→ **Written exercise**
Go through the listing and copy every line word for word.

→ **Extracted information**

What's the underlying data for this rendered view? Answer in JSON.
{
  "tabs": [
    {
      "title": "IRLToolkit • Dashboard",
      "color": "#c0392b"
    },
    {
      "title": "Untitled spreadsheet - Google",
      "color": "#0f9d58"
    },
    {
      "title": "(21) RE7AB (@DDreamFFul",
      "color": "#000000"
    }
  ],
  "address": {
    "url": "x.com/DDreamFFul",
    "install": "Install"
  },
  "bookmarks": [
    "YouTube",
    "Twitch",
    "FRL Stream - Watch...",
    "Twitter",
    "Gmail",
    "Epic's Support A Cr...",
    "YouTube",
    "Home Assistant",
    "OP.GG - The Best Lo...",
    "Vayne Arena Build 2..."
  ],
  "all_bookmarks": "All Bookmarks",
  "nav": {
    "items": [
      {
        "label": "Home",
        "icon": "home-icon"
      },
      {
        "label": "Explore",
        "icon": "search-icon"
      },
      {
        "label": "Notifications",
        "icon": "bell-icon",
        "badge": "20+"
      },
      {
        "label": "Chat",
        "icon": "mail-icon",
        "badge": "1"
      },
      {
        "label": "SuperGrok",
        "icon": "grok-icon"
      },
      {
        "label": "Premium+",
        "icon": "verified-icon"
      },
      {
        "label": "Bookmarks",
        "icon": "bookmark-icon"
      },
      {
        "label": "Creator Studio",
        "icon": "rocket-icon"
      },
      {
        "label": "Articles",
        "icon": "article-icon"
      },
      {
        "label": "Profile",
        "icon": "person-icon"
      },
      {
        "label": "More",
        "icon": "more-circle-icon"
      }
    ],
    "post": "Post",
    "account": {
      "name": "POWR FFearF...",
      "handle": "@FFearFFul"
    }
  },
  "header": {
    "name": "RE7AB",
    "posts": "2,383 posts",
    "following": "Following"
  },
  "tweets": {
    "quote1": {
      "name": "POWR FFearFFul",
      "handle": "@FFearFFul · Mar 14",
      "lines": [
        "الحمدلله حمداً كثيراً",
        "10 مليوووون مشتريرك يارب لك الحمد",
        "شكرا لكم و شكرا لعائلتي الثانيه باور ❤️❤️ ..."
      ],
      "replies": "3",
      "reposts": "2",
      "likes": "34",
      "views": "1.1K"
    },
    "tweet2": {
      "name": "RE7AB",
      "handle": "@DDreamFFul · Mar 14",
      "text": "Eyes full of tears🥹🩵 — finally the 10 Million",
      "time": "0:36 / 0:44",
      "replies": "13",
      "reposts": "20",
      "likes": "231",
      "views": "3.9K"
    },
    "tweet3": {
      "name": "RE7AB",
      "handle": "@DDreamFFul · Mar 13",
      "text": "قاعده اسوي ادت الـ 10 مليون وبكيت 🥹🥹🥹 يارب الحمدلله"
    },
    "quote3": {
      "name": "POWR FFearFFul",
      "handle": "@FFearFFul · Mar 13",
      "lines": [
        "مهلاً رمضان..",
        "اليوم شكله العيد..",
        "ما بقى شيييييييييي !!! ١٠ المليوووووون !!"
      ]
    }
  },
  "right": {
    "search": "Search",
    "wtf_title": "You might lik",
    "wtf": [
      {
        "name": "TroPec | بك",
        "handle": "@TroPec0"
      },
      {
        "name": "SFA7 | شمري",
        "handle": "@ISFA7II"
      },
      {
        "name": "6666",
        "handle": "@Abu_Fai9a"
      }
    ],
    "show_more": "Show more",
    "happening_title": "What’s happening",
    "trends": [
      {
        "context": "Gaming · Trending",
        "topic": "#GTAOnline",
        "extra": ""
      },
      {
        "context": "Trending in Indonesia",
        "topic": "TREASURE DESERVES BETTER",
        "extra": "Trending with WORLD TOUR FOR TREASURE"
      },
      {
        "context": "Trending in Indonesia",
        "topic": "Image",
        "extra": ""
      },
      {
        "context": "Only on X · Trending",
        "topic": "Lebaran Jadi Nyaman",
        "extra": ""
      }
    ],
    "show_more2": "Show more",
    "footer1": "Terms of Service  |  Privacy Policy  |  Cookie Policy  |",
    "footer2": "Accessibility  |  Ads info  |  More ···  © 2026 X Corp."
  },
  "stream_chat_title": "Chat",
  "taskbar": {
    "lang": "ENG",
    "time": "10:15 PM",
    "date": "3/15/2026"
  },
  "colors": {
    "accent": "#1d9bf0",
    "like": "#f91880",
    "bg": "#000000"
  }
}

→ **Expected answer**
What's the underlying data for this rendered view? Answer in JSON.
{
  "tabs": [
    {
      "title": "IRLToolkit • Dashboard",
      "color": "#c0392b"
    },
    {
      "title": "Untitled spreadsheet - Google",
      "color": "#0f9d58"
    },
    {
      "title": "(21) RE7AB (@DDreamFFul",
      "color": "#000000"
    }
  ],
  "address": {
    "url": "x.com/DDreamFFul",
    "install": "Install"
  },
  "bookmarks": [
    "YouTube",
    "Twitch",
    "FRL Stream - Watch...",
    "Twitter",
    "Gmail",
    "Epic's Support A Cr...",
    "YouTube",
    "Home Assistant",
    "OP.GG - The Best Lo...",
    "Vayne Arena Build 2..."
  ],
  "all_bookmarks": "All Bookmarks",
  "nav": {
    "items": [
      {
        "label": "Home",
        "icon": "home-icon"
      },
      {
        "label": "Explore",
        "icon": "search-icon"
      },
      {
        "label": "Notifications",
        "icon": "bell-icon",
        "badge": "20+"
      },
      {
        "label": "Chat",
        "icon": "mail-icon",
        "badge": "1"
      },
      {
        "label": "SuperGrok",
        "icon": "grok-icon"
      },
      {
        "label": "Premium+",
        "icon": "verified-icon"
      },
      {
        "label": "Bookmarks",
        "icon": "bookmark-icon"
      },
      {
        "label": "Creator Studio",
        "icon": "rocket-icon"
      },
      {
        "label": "Articles",
        "icon": "article-icon"
      },
      {
        "label": "Profile",
        "icon": "person-icon"
      },
      {
        "label": "More",
        "icon": "more-circle-icon"
      }
    ],
    "post": "Post",
    "account": {
      "name": "POWR FFearF...",
      "handle": "@FFearFFul"
    }
  },
  "header": {
    "name": "RE7AB",
    "posts": "2,383 posts",
    "following": "Following"
  },
  "tweets": {
    "quote1": {
      "name": "POWR FFearFFul",
      "handle": "@FFearFFul · Mar 14",
      "lines": [
        "الحمدلله حمداً كثيراً",
        "10 مليوووون مشتريرك يارب لك الحمد",
        "شكرا لكم و شكرا لعائلتي الثانيه باور ❤️❤️ ..."
      ],
      "replies": "3",
      "reposts": "2",
      "likes": "34",
      "views": "1.1K"
    },
    "tweet2": {
      "name": "RE7AB",
      "handle": "@DDreamFFul · Mar 14",
      "text": "Eyes full of tears🥹🩵 — finally the 10 Million",
      "time": "0:36 / 0:44",
      "replies": "13",
      "reposts": "20",
      "likes": "231",
      "views": "3.9K"
    },
    "tweet3": {
      "name": "RE7AB",
      "handle": "@DDreamFFul · Mar 13",
      "text": "قاعده اسوي ادت الـ 10 مليون وبكيت 🥹🥹🥹 يارب الحمدلله"
    },
    "quote3": {
      "name": "POWR FFearFFul",
      "handle": "@FFearFFul · Mar 13",
      "lines": [
        "مهلاً رمضان..",
        "اليوم شكله العيد..",
        "ما بقى شيييييييييي !!! ١٠ المليوووووون !!"
      ]
    }
  },
  "right": {
    "search": "Search",
    "wtf_title": "You might lik",
    "wtf": [
      {
        "name": "TroPec | بك",
        "handle": "@TroPec0"
      },
      {
        "name": "SFA7 | شمري",
        "handle": "@ISFA7II"
      },
      {
        "name": "6666",
        "handle": "@Abu_Fai9a"
      }
    ],
    "show_more": "Show more",
    "happening_title": "What’s happening",
    "trends": [
      {
        "context": "Gaming · Trending",
        "topic": "#GTAOnline",
        "extra": ""
      },
      {
        "context": "Trending in Indonesia",
        "topic": "TREASURE DESERVES BETTER",
        "extra": "Trending with WORLD TOUR FOR TREASURE"
      },
      {
        "context": "Trending in Indonesia",
        "topic": "Image",
        "extra": ""
      },
      {
        "context": "Only on X · Trending",
        "topic": "Lebaran Jadi Nyaman",
        "extra": ""
      }
    ],
    "show_more2": "Show more",
    "footer1": "Terms of Service  |  Privacy Policy  |  Cookie Policy  |",
    "footer2": "Accessibility  |  Ads info  |  More ···  © 2026 X Corp."
  },
  "stream_chat_title": "Chat",
  "taskbar": {
    "lang": "ENG",
    "time": "10:15 PM",
    "date": "3/15/2026"
  },
  "colors": {
    "accent": "#1d9bf0",
    "like": "#f91880",
    "bg": "#000000"
  }
}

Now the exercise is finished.